What you are asked to do: Print all entries word for word.

Records for this exercise:
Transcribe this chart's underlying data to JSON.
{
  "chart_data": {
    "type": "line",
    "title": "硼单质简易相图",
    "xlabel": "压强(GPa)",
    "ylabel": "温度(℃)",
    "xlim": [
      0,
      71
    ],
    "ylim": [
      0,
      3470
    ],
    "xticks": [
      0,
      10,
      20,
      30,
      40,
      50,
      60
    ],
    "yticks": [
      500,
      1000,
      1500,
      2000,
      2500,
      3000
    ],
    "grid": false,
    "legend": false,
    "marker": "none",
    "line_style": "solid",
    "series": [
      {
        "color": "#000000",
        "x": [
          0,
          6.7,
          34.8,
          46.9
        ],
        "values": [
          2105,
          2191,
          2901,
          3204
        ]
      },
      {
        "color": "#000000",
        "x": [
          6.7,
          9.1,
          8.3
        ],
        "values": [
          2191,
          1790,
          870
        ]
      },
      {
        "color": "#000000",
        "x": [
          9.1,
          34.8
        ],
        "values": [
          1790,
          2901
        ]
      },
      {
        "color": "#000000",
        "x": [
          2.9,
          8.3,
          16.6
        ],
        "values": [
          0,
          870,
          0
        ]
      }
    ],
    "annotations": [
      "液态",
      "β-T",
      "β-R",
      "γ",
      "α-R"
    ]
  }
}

Task response:
Transcribe this chart's underlying data to JSON.
{
  "chart_data": {
    "type": "line",
    "title": "硼单质简易相图",
    "xlabel": "压强(GPa)",
    "ylabel": "温度(℃)",
    "xlim": [
      0,
      71
    ],
    "ylim": [
      0,
      3470
    ],
    "xticks": [
      0,
      10,
      20,
      30,
      40,
      50,
      60
    ],
    "yticks": [
      500,
      1000,
      1500,
      2000,
      2500,
      3000
    ],
    "grid": false,
    "legend": false,
    "marker": "none",
    "line_style": "solid",
    "series": [
      {
        "color": "#000000",
        "x": [
          0,
          6.7,
          34.8,
          46.9
        ],
        "values": [
          2105,
          2191,
          2901,
          3204
        ]
      },
      {
        "color": "#000000",
        "x": [
          6.7,
          9.1,
          8.3
        ],
        "values": [
          2191,
          1790,
          870
        ]
      },
      {
        "color": "#000000",
        "x": [
          9.1,
          34.8
        ],
        "values": [
          1790,
          2901
        ]
      },
      {
        "color": "#000000",
        "x": [
          2.9,
          8.3,
          16.6
        ],
        "values": [
          0,
          870,
          0
        ]
      }
    ],
    "annotations": [
      "液态",
      "β-T",
      "β-R",
      "γ",
      "α-R"
    ]
  }
}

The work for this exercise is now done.